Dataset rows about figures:
• • •

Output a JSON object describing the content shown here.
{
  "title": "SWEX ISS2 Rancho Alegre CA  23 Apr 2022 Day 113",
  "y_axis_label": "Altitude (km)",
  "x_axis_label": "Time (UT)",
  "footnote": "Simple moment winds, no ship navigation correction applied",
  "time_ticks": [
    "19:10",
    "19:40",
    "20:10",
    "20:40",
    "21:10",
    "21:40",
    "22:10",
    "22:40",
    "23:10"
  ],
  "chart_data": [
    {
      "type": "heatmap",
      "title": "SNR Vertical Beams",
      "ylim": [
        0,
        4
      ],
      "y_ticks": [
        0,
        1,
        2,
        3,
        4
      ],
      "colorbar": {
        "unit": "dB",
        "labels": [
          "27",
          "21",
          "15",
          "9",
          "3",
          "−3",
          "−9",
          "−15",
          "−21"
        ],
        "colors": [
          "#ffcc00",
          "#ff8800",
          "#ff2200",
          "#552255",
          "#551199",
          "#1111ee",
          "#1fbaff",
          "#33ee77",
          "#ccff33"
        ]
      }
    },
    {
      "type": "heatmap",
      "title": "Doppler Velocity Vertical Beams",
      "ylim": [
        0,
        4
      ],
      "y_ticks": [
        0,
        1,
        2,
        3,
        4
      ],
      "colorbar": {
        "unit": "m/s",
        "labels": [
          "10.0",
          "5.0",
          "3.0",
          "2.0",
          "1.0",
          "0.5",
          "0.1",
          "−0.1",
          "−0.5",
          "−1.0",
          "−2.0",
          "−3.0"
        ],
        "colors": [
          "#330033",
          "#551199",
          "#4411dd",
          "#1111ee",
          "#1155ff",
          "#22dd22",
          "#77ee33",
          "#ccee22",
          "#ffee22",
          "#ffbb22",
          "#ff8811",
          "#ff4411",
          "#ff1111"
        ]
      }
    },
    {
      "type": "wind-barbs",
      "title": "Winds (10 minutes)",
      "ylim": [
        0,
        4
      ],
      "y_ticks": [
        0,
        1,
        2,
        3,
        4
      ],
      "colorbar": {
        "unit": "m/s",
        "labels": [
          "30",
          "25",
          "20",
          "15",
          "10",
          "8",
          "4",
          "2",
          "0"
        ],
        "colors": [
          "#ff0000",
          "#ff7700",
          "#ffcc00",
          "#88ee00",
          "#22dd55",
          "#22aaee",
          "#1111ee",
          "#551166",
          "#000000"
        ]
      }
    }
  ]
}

• • •

§ EXERCISE INSTRUCTIONS: Write out the complete set of records exactly as given.

§ COMPLETE OUTPUT:
Output a JSON object describing the content shown here.
{
  "title": "SWEX ISS2 Rancho Alegre CA  23 Apr 2022 Day 113",
  "y_axis_label": "Altitude (km)",
  "x_axis_label": "Time (UT)",
  "footnote": "Simple moment winds, no ship navigation correction applied",
  "time_ticks": [
    "19:10",
    "19:40",
    "20:10",
    "20:40",
    "21:10",
    "21:40",
    "22:10",
    "22:40",
    "23:10"
  ],
  "chart_data": [
    {
      "type": "heatmap",
      "title": "SNR Vertical Beams",
      "ylim": [
        0,
        4
      ],
      "y_ticks": [
        0,
        1,
        2,
        3,
        4
      ],
      "colorbar": {
        "unit": "dB",
        "labels": [
          "27",
          "21",
          "15",
          "9",
          "3",
          "−3",
          "−9",
          "−15",
          "−21"
        ],
        "colors": [
          "#ffcc00",
          "#ff8800",
          "#ff2200",
          "#552255",
          "#551199",
          "#1111ee",
          "#1fbaff",
          "#33ee77",
          "#ccff33"
        ]
      }
    },
    {
      "type": "heatmap",
      "title": "Doppler Velocity Vertical Beams",
      "ylim": [
        0,
        4
      ],
      "y_ticks": [
        0,
        1,
        2,
        3,
        4
      ],
      "colorbar": {
        "unit": "m/s",
        "labels": [
          "10.0",
          "5.0",
          "3.0",
          "2.0",
          "1.0",
          "0.5",
          "0.1",
          "−0.1",
          "−0.5",
          "−1.0",
          "−2.0",
          "−3.0"
        ],
        "colors": [
          "#330033",
          "#551199",
          "#4411dd",
          "#1111ee",
          "#1155ff",
          "#22dd22",
          "#77ee33",
          "#ccee22",
          "#ffee22",
          "#ffbb22",
          "#ff8811",
          "#ff4411",
          "#ff1111"
        ]
      }
    },
    {
      "type": "wind-barbs",
      "title": "Winds (10 minutes)",
      "ylim": [
        0,
        4
      ],
      "y_ticks": [
        0,
        1,
        2,
        3,
        4
      ],
      "colorbar": {
        "unit": "m/s",
        "labels": [
          "30",
          "25",
          "20",
          "15",
          "10",
          "8",
          "4",
          "2",
          "0"
        ],
        "colors": [
          "#ff0000",
          "#ff7700",
          "#ffcc00",
          "#88ee00",
          "#22dd55",
          "#22aaee",
          "#1111ee",
          "#551166",
          "#000000"
        ]
      }
    }
  ]
}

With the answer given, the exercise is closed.